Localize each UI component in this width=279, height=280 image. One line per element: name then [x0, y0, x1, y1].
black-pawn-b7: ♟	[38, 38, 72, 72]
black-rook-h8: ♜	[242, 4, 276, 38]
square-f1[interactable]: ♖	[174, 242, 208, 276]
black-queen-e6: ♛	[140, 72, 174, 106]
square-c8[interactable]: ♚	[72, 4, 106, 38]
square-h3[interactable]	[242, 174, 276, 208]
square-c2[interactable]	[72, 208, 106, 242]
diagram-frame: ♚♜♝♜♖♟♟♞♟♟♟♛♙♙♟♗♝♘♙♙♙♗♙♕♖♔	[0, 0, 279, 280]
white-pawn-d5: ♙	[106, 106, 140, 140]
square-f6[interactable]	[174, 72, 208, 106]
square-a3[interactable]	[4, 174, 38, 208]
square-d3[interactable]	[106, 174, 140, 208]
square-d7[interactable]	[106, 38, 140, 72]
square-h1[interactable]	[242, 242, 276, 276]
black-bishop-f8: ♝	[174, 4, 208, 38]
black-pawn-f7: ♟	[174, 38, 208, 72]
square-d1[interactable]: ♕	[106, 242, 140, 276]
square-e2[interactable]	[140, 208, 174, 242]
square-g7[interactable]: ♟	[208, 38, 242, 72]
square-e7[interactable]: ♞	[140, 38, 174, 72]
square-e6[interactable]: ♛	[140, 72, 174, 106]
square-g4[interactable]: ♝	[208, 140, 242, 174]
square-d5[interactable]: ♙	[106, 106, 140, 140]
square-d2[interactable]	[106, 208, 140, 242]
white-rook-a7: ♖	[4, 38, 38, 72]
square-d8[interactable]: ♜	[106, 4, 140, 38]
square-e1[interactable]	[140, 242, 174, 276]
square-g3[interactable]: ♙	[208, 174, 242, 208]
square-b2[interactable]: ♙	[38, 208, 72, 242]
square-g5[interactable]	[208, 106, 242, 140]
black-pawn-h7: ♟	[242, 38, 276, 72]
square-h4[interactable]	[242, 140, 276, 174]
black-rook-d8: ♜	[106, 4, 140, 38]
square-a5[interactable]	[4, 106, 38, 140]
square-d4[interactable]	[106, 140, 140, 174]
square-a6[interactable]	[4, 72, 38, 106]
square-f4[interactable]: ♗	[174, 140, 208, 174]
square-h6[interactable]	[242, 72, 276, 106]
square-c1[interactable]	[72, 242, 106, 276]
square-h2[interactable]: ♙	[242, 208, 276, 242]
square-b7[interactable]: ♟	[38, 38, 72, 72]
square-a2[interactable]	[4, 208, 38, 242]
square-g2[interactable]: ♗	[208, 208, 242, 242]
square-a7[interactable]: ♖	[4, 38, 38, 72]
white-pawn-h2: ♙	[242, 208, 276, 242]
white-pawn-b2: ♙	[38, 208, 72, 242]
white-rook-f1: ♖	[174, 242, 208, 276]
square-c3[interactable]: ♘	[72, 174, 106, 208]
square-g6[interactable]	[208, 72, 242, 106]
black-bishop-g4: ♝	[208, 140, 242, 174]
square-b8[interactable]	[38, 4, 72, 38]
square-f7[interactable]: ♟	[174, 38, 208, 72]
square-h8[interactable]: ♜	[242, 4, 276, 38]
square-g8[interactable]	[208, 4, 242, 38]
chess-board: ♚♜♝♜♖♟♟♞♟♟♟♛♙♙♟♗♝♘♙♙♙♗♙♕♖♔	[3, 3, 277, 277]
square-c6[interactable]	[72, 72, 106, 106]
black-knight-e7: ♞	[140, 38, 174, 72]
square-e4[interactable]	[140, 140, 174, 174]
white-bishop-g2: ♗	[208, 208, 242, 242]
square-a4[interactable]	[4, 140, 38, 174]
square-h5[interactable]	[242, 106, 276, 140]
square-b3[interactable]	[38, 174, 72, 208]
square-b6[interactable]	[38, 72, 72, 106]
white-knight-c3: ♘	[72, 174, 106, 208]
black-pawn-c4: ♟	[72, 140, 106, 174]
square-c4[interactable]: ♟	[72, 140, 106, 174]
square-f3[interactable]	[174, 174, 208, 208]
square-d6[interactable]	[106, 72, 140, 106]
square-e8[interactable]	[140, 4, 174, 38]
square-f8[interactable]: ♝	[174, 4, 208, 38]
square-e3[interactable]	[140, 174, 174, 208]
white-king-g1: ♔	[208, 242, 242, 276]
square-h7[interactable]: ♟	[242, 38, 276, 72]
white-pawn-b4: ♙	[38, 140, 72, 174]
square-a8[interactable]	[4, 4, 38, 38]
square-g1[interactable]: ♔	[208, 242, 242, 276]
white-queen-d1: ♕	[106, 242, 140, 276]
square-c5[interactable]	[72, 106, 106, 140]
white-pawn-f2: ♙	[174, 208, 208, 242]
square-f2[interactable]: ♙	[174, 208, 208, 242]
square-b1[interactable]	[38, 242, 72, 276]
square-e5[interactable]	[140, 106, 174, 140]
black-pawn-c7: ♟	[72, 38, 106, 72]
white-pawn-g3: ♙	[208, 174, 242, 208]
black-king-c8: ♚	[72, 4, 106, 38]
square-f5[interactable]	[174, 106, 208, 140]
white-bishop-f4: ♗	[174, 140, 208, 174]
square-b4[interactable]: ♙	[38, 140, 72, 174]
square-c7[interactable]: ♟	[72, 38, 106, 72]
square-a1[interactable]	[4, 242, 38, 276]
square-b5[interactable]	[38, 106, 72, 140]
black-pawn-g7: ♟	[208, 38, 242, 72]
■ ■ ■ ■ ■
Your goal → Copy the whole listing above line for line, leaving every character unchanged.

Response →
Localize each UI component in this width=279, height=280 image. One line per element: name then [x0, y0, x1, y1].
black-pawn-b7: ♟	[38, 38, 72, 72]
black-rook-h8: ♜	[242, 4, 276, 38]
square-f1[interactable]: ♖	[174, 242, 208, 276]
black-queen-e6: ♛	[140, 72, 174, 106]
square-c8[interactable]: ♚	[72, 4, 106, 38]
square-h3[interactable]	[242, 174, 276, 208]
square-c2[interactable]	[72, 208, 106, 242]
diagram-frame: ♚♜♝♜♖♟♟♞♟♟♟♛♙♙♟♗♝♘♙♙♙♗♙♕♖♔	[0, 0, 279, 280]
white-pawn-d5: ♙	[106, 106, 140, 140]
square-f6[interactable]	[174, 72, 208, 106]
square-a3[interactable]	[4, 174, 38, 208]
square-d3[interactable]	[106, 174, 140, 208]
square-d7[interactable]	[106, 38, 140, 72]
square-h1[interactable]	[242, 242, 276, 276]
black-bishop-f8: ♝	[174, 4, 208, 38]
black-pawn-f7: ♟	[174, 38, 208, 72]
square-d1[interactable]: ♕	[106, 242, 140, 276]
square-e2[interactable]	[140, 208, 174, 242]
square-g7[interactable]: ♟	[208, 38, 242, 72]
square-e7[interactable]: ♞	[140, 38, 174, 72]
square-e6[interactable]: ♛	[140, 72, 174, 106]
square-g4[interactable]: ♝	[208, 140, 242, 174]
square-d5[interactable]: ♙	[106, 106, 140, 140]
square-d2[interactable]	[106, 208, 140, 242]
white-rook-a7: ♖	[4, 38, 38, 72]
square-d8[interactable]: ♜	[106, 4, 140, 38]
square-e1[interactable]	[140, 242, 174, 276]
square-g3[interactable]: ♙	[208, 174, 242, 208]
square-b2[interactable]: ♙	[38, 208, 72, 242]
square-g5[interactable]	[208, 106, 242, 140]
black-pawn-h7: ♟	[242, 38, 276, 72]
square-h4[interactable]	[242, 140, 276, 174]
black-rook-d8: ♜	[106, 4, 140, 38]
square-a5[interactable]	[4, 106, 38, 140]
square-d4[interactable]	[106, 140, 140, 174]
square-a6[interactable]	[4, 72, 38, 106]
square-f4[interactable]: ♗	[174, 140, 208, 174]
square-h6[interactable]	[242, 72, 276, 106]
square-c1[interactable]	[72, 242, 106, 276]
square-h2[interactable]: ♙	[242, 208, 276, 242]
square-b7[interactable]: ♟	[38, 38, 72, 72]
square-a2[interactable]	[4, 208, 38, 242]
square-g2[interactable]: ♗	[208, 208, 242, 242]
square-a7[interactable]: ♖	[4, 38, 38, 72]
white-pawn-h2: ♙	[242, 208, 276, 242]
white-pawn-b2: ♙	[38, 208, 72, 242]
white-rook-f1: ♖	[174, 242, 208, 276]
square-c3[interactable]: ♘	[72, 174, 106, 208]
square-g6[interactable]	[208, 72, 242, 106]
black-bishop-g4: ♝	[208, 140, 242, 174]
square-b8[interactable]	[38, 4, 72, 38]
square-f7[interactable]: ♟	[174, 38, 208, 72]
square-h8[interactable]: ♜	[242, 4, 276, 38]
square-g8[interactable]	[208, 4, 242, 38]
chess-board: ♚♜♝♜♖♟♟♞♟♟♟♛♙♙♟♗♝♘♙♙♙♗♙♕♖♔	[3, 3, 277, 277]
square-c6[interactable]	[72, 72, 106, 106]
black-knight-e7: ♞	[140, 38, 174, 72]
square-e4[interactable]	[140, 140, 174, 174]
white-bishop-g2: ♗	[208, 208, 242, 242]
square-a4[interactable]	[4, 140, 38, 174]
square-h5[interactable]	[242, 106, 276, 140]
square-b3[interactable]	[38, 174, 72, 208]
square-b6[interactable]	[38, 72, 72, 106]
white-knight-c3: ♘	[72, 174, 106, 208]
black-pawn-c4: ♟	[72, 140, 106, 174]
square-c4[interactable]: ♟	[72, 140, 106, 174]
square-f3[interactable]	[174, 174, 208, 208]
square-d6[interactable]	[106, 72, 140, 106]
square-e8[interactable]	[140, 4, 174, 38]
square-f8[interactable]: ♝	[174, 4, 208, 38]
square-e3[interactable]	[140, 174, 174, 208]
white-king-g1: ♔	[208, 242, 242, 276]
square-h7[interactable]: ♟	[242, 38, 276, 72]
white-pawn-b4: ♙	[38, 140, 72, 174]
square-a8[interactable]	[4, 4, 38, 38]
square-g1[interactable]: ♔	[208, 242, 242, 276]
white-queen-d1: ♕	[106, 242, 140, 276]
square-c5[interactable]	[72, 106, 106, 140]
white-pawn-f2: ♙	[174, 208, 208, 242]
square-f2[interactable]: ♙	[174, 208, 208, 242]
square-b1[interactable]	[38, 242, 72, 276]
square-e5[interactable]	[140, 106, 174, 140]
black-pawn-c7: ♟	[72, 38, 106, 72]
white-pawn-g3: ♙	[208, 174, 242, 208]
black-king-c8: ♚	[72, 4, 106, 38]
square-f5[interactable]	[174, 106, 208, 140]
white-bishop-f4: ♗	[174, 140, 208, 174]
square-b4[interactable]: ♙	[38, 140, 72, 174]
square-c7[interactable]: ♟	[72, 38, 106, 72]
square-a1[interactable]	[4, 242, 38, 276]
square-b5[interactable]	[38, 106, 72, 140]
black-pawn-g7: ♟	[208, 38, 242, 72]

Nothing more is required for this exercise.